= ROWS =
[start]
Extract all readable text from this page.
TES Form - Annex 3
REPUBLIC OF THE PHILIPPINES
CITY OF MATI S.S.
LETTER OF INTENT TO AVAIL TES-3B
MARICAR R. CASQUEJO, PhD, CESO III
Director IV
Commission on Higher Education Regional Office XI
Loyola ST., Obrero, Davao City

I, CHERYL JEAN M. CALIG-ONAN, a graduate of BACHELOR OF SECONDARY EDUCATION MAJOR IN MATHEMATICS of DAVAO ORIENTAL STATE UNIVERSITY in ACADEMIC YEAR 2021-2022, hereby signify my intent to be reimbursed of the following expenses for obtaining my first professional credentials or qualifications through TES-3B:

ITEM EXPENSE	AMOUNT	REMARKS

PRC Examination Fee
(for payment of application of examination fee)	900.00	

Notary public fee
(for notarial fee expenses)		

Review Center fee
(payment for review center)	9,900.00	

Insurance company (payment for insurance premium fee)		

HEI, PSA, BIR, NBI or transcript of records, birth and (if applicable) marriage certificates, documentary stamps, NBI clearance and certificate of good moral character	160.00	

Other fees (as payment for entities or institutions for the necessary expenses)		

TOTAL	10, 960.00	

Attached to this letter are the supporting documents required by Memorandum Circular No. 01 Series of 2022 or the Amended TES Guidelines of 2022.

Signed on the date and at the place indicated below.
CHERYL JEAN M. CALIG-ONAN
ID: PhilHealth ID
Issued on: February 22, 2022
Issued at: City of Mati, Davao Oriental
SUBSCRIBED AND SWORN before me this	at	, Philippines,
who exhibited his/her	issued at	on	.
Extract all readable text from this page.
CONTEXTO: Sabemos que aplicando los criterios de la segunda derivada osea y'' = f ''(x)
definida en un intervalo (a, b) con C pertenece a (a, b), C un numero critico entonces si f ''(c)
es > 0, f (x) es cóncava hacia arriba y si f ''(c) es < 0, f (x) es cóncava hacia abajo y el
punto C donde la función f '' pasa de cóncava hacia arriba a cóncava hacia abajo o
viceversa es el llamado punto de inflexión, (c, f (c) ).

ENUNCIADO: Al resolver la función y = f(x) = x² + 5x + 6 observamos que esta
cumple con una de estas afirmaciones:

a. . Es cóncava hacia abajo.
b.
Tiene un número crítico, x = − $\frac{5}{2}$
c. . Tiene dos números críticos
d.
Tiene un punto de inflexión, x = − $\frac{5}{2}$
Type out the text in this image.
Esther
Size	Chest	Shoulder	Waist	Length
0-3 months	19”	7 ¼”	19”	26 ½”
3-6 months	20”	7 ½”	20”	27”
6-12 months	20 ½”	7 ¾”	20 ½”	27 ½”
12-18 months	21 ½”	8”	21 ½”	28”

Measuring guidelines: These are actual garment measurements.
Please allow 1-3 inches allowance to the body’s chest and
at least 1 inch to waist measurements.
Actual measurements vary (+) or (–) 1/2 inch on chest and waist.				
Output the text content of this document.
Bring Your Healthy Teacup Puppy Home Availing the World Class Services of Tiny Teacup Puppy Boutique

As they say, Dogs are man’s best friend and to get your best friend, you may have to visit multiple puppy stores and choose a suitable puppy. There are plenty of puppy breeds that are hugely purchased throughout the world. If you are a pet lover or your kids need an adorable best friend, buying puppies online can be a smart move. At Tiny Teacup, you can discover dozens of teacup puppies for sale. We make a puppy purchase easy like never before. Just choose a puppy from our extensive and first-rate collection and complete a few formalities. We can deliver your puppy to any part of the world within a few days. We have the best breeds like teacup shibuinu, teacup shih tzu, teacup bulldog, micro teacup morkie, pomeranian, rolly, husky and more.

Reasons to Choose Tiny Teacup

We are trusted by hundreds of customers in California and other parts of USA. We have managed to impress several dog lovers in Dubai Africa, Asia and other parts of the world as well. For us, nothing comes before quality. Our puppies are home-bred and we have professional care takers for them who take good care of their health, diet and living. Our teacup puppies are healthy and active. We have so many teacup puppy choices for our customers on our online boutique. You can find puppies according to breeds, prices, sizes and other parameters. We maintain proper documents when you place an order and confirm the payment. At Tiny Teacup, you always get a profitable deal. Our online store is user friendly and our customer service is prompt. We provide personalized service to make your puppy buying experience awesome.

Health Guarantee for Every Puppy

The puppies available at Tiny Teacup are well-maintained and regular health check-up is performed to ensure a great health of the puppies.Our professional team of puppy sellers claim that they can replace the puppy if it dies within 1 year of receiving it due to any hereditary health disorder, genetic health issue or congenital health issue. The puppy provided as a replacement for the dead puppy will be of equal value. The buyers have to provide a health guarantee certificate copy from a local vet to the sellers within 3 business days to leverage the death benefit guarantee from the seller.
[end]
= EXERCISE OBJECTIVE =
Copy out the data shown above without altering anything.

= RESULT FOR THIS TASK =
Extract all readable text from this page.
TES Form - Annex 3
REPUBLIC OF THE PHILIPPINES
CITY OF MATI S.S.
LETTER OF INTENT TO AVAIL TES-3B
MARICAR R. CASQUEJO, PhD, CESO III
Director IV
Commission on Higher Education Regional Office XI
Loyola ST., Obrero, Davao City

I, CHERYL JEAN M. CALIG-ONAN, a graduate of BACHELOR OF SECONDARY EDUCATION MAJOR IN MATHEMATICS of DAVAO ORIENTAL STATE UNIVERSITY in ACADEMIC YEAR 2021-2022, hereby signify my intent to be reimbursed of the following expenses for obtaining my first professional credentials or qualifications through TES-3B:

ITEM EXPENSE	AMOUNT	REMARKS

PRC Examination Fee
(for payment of application of examination fee)	900.00	

Notary public fee
(for notarial fee expenses)		

Review Center fee
(payment for review center)	9,900.00	

Insurance company (payment for insurance premium fee)		

HEI, PSA, BIR, NBI or transcript of records, birth and (if applicable) marriage certificates, documentary stamps, NBI clearance and certificate of good moral character	160.00	

Other fees (as payment for entities or institutions for the necessary expenses)		

TOTAL	10, 960.00	

Attached to this letter are the supporting documents required by Memorandum Circular No. 01 Series of 2022 or the Amended TES Guidelines of 2022.

Signed on the date and at the place indicated below.
CHERYL JEAN M. CALIG-ONAN
ID: PhilHealth ID
Issued on: February 22, 2022
Issued at: City of Mati, Davao Oriental
SUBSCRIBED AND SWORN before me this	at	, Philippines,
who exhibited his/her	issued at	on	.
Extract all readable text from this page.
CONTEXTO: Sabemos que aplicando los criterios de la segunda derivada osea y'' = f ''(x)
definida en un intervalo (a, b) con C pertenece a (a, b), C un numero critico entonces si f ''(c)
es > 0, f (x) es cóncava hacia arriba y si f ''(c) es < 0, f (x) es cóncava hacia abajo y el
punto C donde la función f '' pasa de cóncava hacia arriba a cóncava hacia abajo o
viceversa es el llamado punto de inflexión, (c, f (c) ).

ENUNCIADO: Al resolver la función y = f(x) = x² + 5x + 6 observamos que esta
cumple con una de estas afirmaciones:

a. . Es cóncava hacia abajo.
b.
Tiene un número crítico, x = − $\frac{5}{2}$
c. . Tiene dos números críticos
d.
Tiene un punto de inflexión, x = − $\frac{5}{2}$
Type out the text in this image.
Esther
Size	Chest	Shoulder	Waist	Length
0-3 months	19”	7 ¼”	19”	26 ½”
3-6 months	20”	7 ½”	20”	27”
6-12 months	20 ½”	7 ¾”	20 ½”	27 ½”
12-18 months	21 ½”	8”	21 ½”	28”

Measuring guidelines: These are actual garment measurements.
Please allow 1-3 inches allowance to the body’s chest and
at least 1 inch to waist measurements.
Actual measurements vary (+) or (–) 1/2 inch on chest and waist.				
Output the text content of this document.
Bring Your Healthy Teacup Puppy Home Availing the World Class Services of Tiny Teacup Puppy Boutique

As they say, Dogs are man’s best friend and to get your best friend, you may have to visit multiple puppy stores and choose a suitable puppy. There are plenty of puppy breeds that are hugely purchased throughout the world. If you are a pet lover or your kids need an adorable best friend, buying puppies online can be a smart move. At Tiny Teacup, you can discover dozens of teacup puppies for sale. We make a puppy purchase easy like never before. Just choose a puppy from our extensive and first-rate collection and complete a few formalities. We can deliver your puppy to any part of the world within a few days. We have the best breeds like teacup shibuinu, teacup shih tzu, teacup bulldog, micro teacup morkie, pomeranian, rolly, husky and more.

Reasons to Choose Tiny Teacup

We are trusted by hundreds of customers in California and other parts of USA. We have managed to impress several dog lovers in Dubai Africa, Asia and other parts of the world as well. For us, nothing comes before quality. Our puppies are home-bred and we have professional care takers for them who take good care of their health, diet and living. Our teacup puppies are healthy and active. We have so many teacup puppy choices for our customers on our online boutique. You can find puppies according to breeds, prices, sizes and other parameters. We maintain proper documents when you place an order and confirm the payment. At Tiny Teacup, you always get a profitable deal. Our online store is user friendly and our customer service is prompt. We provide personalized service to make your puppy buying experience awesome.

Health Guarantee for Every Puppy

The puppies available at Tiny Teacup are well-maintained and regular health check-up is performed to ensure a great health of the puppies.Our professional team of puppy sellers claim that they can replace the puppy if it dies within 1 year of receiving it due to any hereditary health disorder, genetic health issue or congenital health issue. The puppy provided as a replacement for the dead puppy will be of equal value. The buyers have to provide a health guarantee certificate copy from a local vet to the sellers within 3 business days to leverage the death benefit guarantee from the seller.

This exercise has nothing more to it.